+++ Material for this exercise

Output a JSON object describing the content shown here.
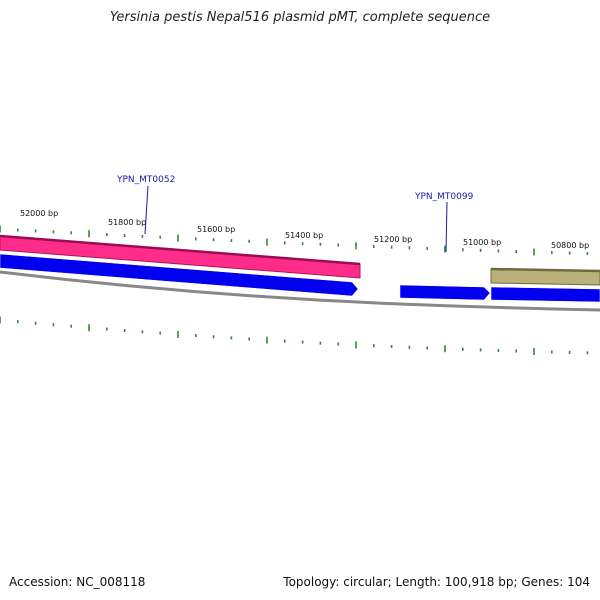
{
  "title": "Yersinia pestis Nepal516 plasmid pMT, complete sequence",
  "footer": {
    "accession": "Accession: NC_008118",
    "summary": "Topology: circular; Length: 100,918 bp; Genes: 104"
  },
  "scale_labels": [
    "52000 bp",
    "51800 bp",
    "51600 bp",
    "51400 bp",
    "51200 bp",
    "51000 bp",
    "50800 bp"
  ],
  "gene_labels": [
    "YPN_MT0052",
    "YPN_MT0099"
  ],
  "colors": {
    "pink_track": "#ff2d8a",
    "pink_edge": "#b01060",
    "blue_gene": "#0000ee",
    "olive_track": "#b9b07a",
    "olive_edge": "#6f6a40",
    "backbone": "#888888",
    "tick": "#2e8b2e",
    "label_line": "#1a1aa6"
  }
}
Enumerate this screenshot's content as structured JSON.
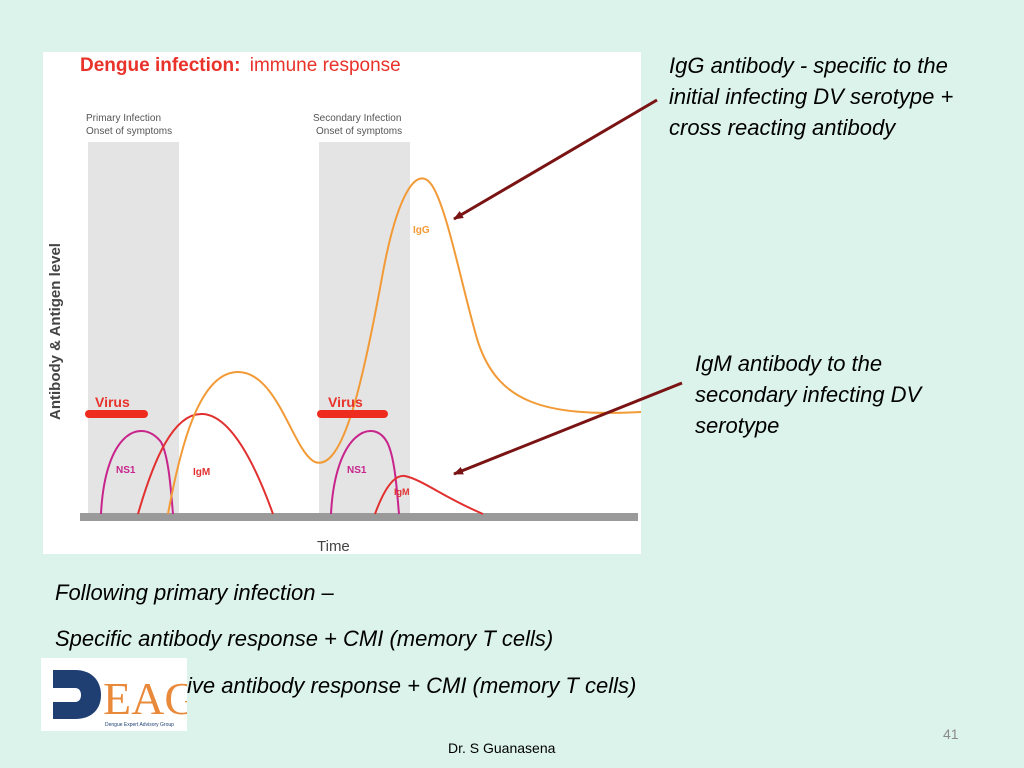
{
  "figure": {
    "title_bold": "Dengue infection:",
    "title_rest": "immune response",
    "primary_label": "Primary Infection",
    "primary_sub": "Onset of symptoms",
    "secondary_label": "Secondary Infection",
    "secondary_sub": "Onset of symptoms",
    "y_axis_label": "Antibody & Antigen level",
    "x_axis_label": "Time",
    "virus_label_1": "Virus",
    "virus_label_2": "Virus",
    "ns1_label_1": "NS1",
    "ns1_label_2": "NS1",
    "igm_label_1": "IgM",
    "igm_label_2": "IgM",
    "igg_label": "IgG",
    "colors": {
      "title_red": "#e8322a",
      "virus_red": "#ee2c1e",
      "ns1_magenta": "#c8248c",
      "igm_red": "#e23030",
      "igg_orange": "#f29a36",
      "band_gray": "#e4e4e4",
      "axis_gray": "#9a9a9a"
    }
  },
  "callouts": {
    "igg_text": "IgG antibody - specific to the initial infecting DV serotype + cross reacting antibody",
    "igm_text": "IgM antibody to the secondary infecting DV serotype",
    "arrow_color": "#7a1414"
  },
  "body": {
    "line1": "Following primary infection –",
    "line2": "Specific antibody response + CMI (memory T cells)",
    "line3": "ive antibody response + CMI (memory T cells)"
  },
  "logo": {
    "letters": "EAG",
    "caption": "Dengue Expert Advisory Group",
    "blue": "#1f3f73",
    "orange": "#e9893a"
  },
  "footer": {
    "slide_number": "41",
    "author": "Dr. S Guanasena"
  }
}
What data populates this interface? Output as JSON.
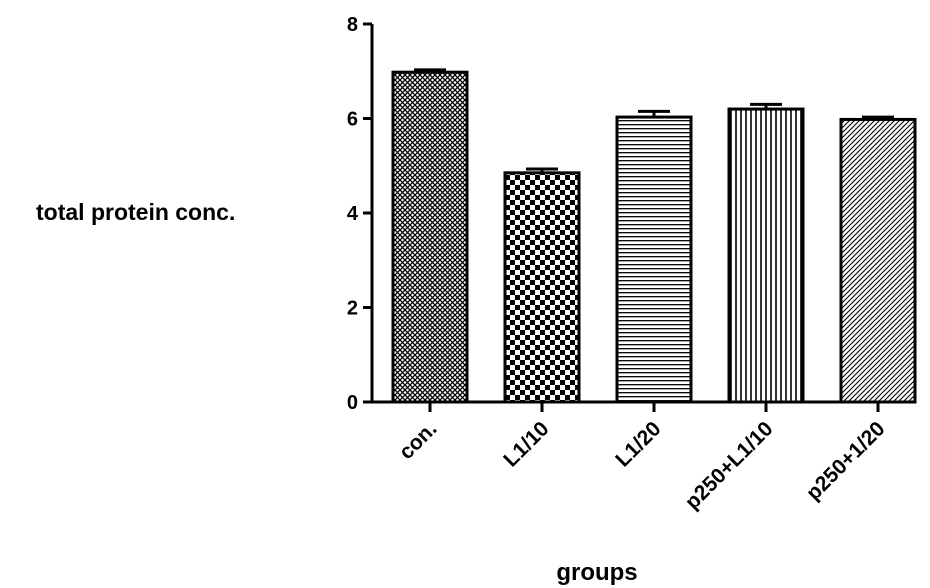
{
  "chart_data": {
    "type": "bar",
    "title": "",
    "xlabel": "groups",
    "ylabel": "total protein conc.",
    "ylim": [
      0,
      8
    ],
    "yticks": [
      0,
      2,
      4,
      6,
      8
    ],
    "grid": false,
    "categories": [
      "con.",
      "L1/10",
      "L1/20",
      "p250+L1/10",
      "p250+1/20"
    ],
    "values": [
      6.98,
      4.85,
      6.03,
      6.2,
      5.98
    ],
    "errors": [
      0.05,
      0.08,
      0.12,
      0.1,
      0.05
    ],
    "patterns": [
      "crosshatch",
      "checkerboard",
      "horizontal-lines",
      "vertical-lines",
      "diagonal-lines"
    ]
  }
}
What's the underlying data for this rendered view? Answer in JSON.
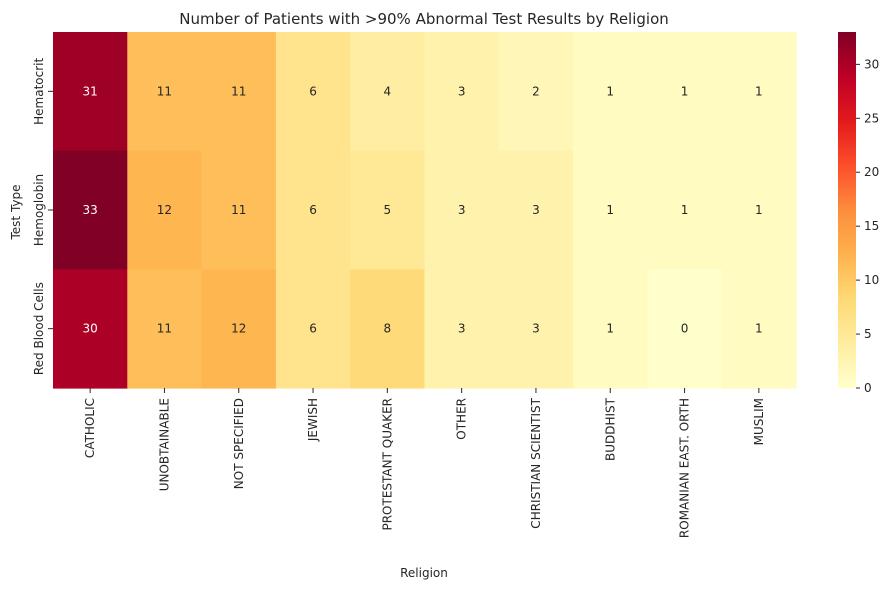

++++++

→ What to do
Make an exact copy of all entries above, dropping the images.

→ Answer for the task
Output a JSON object describing the content shown here.
{
  "title": "Yersinia pestis Nepal516 plasmid pMT, complete sequence",
  "footer": {
    "accession": "Accession: NC_008118",
    "summary": "Topology: circular; Length: 100,918 bp; Genes: 104"
  },
  "scale_labels": [
    "52000 bp",
    "51800 bp",
    "51600 bp",
    "51400 bp",
    "51200 bp",
    "51000 bp",
    "50800 bp"
  ],
  "gene_labels": [
    "YPN_MT0052",
    "YPN_MT0099"
  ],
  "colors": {
    "pink_track": "#ff2d8a",
    "pink_edge": "#b01060",
    "blue_gene": "#0000ee",
    "olive_track": "#b9b07a",
    "olive_edge": "#6f6a40",
    "backbone": "#888888",
    "tick": "#2e8b2e",
    "label_line": "#1a1aa6"
  }
}
Enumerate this screenshot's content as structured JSON.
{
  "figure": {
    "title_bold": "Dengue infection:",
    "title_rest": "immune response",
    "primary_label": "Primary Infection",
    "primary_sub": "Onset of symptoms",
    "secondary_label": "Secondary Infection",
    "secondary_sub": "Onset of symptoms",
    "y_axis_label": "Antibody & Antigen level",
    "x_axis_label": "Time",
    "virus_label_1": "Virus",
    "virus_label_2": "Virus",
    "ns1_label_1": "NS1",
    "ns1_label_2": "NS1",
    "igm_label_1": "IgM",
    "igm_label_2": "IgM",
    "igg_label": "IgG",
    "colors": {
      "title_red": "#e8322a",
      "virus_red": "#ee2c1e",
      "ns1_magenta": "#c8248c",
      "igm_red": "#e23030",
      "igg_orange": "#f29a36",
      "band_gray": "#e4e4e4",
      "axis_gray": "#9a9a9a"
    }
  },
  "callouts": {
    "igg_text": "IgG antibody - specific to the initial infecting DV serotype + cross reacting antibody",
    "igm_text": "IgM antibody to the secondary infecting DV serotype",
    "arrow_color": "#7a1414"
  },
  "body": {
    "line1": "Following primary infection –",
    "line2": "Specific antibody response + CMI (memory T cells)",
    "line3": "ive antibody response + CMI (memory T cells)"
  },
  "logo": {
    "letters": "EAG",
    "caption": "Dengue Expert Advisory Group",
    "blue": "#1f3f73",
    "orange": "#e9893a"
  },
  "footer": {
    "slide_number": "41",
    "author": "Dr. S Guanasena"
  }
}
What data populates this interface? Output as JSON.
{
  "chart_data": {
    "type": "bar",
    "title": "",
    "xlabel": "groups",
    "ylabel": "total protein conc.",
    "ylim": [
      0,
      8
    ],
    "yticks": [
      0,
      2,
      4,
      6,
      8
    ],
    "grid": false,
    "categories": [
      "con.",
      "L1/10",
      "L1/20",
      "p250+L1/10",
      "p250+1/20"
    ],
    "values": [
      6.98,
      4.85,
      6.03,
      6.2,
      5.98
    ],
    "errors": [
      0.05,
      0.08,
      0.12,
      0.1,
      0.05
    ],
    "patterns": [
      "crosshatch",
      "checkerboard",
      "horizontal-lines",
      "vertical-lines",
      "diagonal-lines"
    ]
  }
}
What's the underlying data for this rendered view? Answer in JSON.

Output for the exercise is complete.